■ Problem to solve
Answer with one number: how many lines have "Witamina".

■ Supplied records
+---+
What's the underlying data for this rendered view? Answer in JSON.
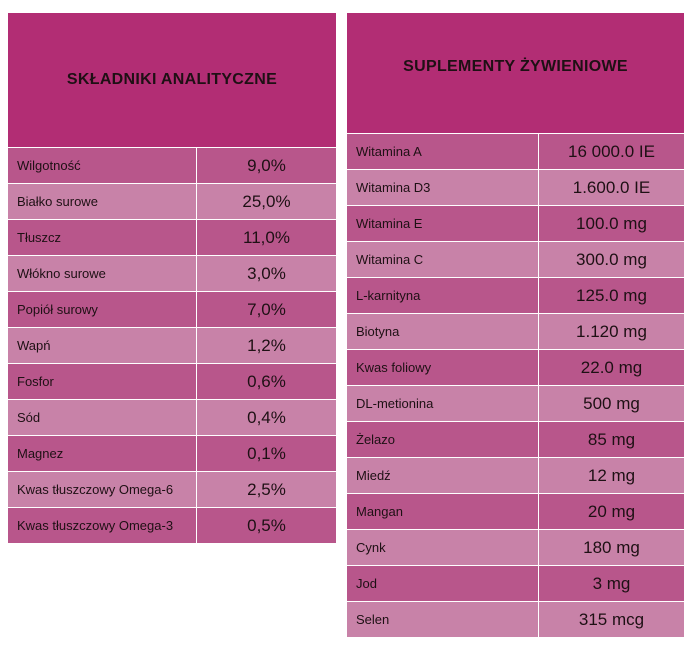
{
  "left_table": {
    "title": "SKŁADNIKI ANALITYCZNE",
    "rows": [
      {
        "name": "Wilgotność",
        "value": "9,0%"
      },
      {
        "name": "Białko surowe",
        "value": "25,0%"
      },
      {
        "name": "Tłuszcz",
        "value": "11,0%"
      },
      {
        "name": "Włókno surowe",
        "value": "3,0%"
      },
      {
        "name": "Popiół surowy",
        "value": "7,0%"
      },
      {
        "name": "Wapń",
        "value": "1,2%"
      },
      {
        "name": "Fosfor",
        "value": "0,6%"
      },
      {
        "name": "Sód",
        "value": "0,4%"
      },
      {
        "name": "Magnez",
        "value": "0,1%"
      },
      {
        "name": "Kwas tłuszczowy Omega-6",
        "value": "2,5%"
      },
      {
        "name": "Kwas tłuszczowy Omega-3",
        "value": "0,5%"
      }
    ]
  },
  "right_table": {
    "title": "SUPLEMENTY ŻYWIENIOWE",
    "rows": [
      {
        "name": "Witamina A",
        "value": "16 000.0 IE"
      },
      {
        "name": "Witamina D3",
        "value": "1.600.0 IE"
      },
      {
        "name": "Witamina E",
        "value": "100.0 mg"
      },
      {
        "name": "Witamina C",
        "value": "300.0 mg"
      },
      {
        "name": "L-karnityna",
        "value": "125.0 mg"
      },
      {
        "name": "Biotyna",
        "value": "1.120 mg"
      },
      {
        "name": "Kwas foliowy",
        "value": "22.0 mg"
      },
      {
        "name": "DL-metionina",
        "value": "500 mg"
      },
      {
        "name": "Żelazo",
        "value": "85 mg"
      },
      {
        "name": "Miedź",
        "value": "12 mg"
      },
      {
        "name": "Mangan",
        "value": "20 mg"
      },
      {
        "name": "Cynk",
        "value": "180 mg"
      },
      {
        "name": "Jod",
        "value": "3 mg"
      },
      {
        "name": "Selen",
        "value": "315 mcg"
      }
    ]
  },
  "colors": {
    "header": "#b22d74",
    "row_dark": "#b8568b",
    "row_light": "#c882a8"
  }
}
+---+
■ Task response
4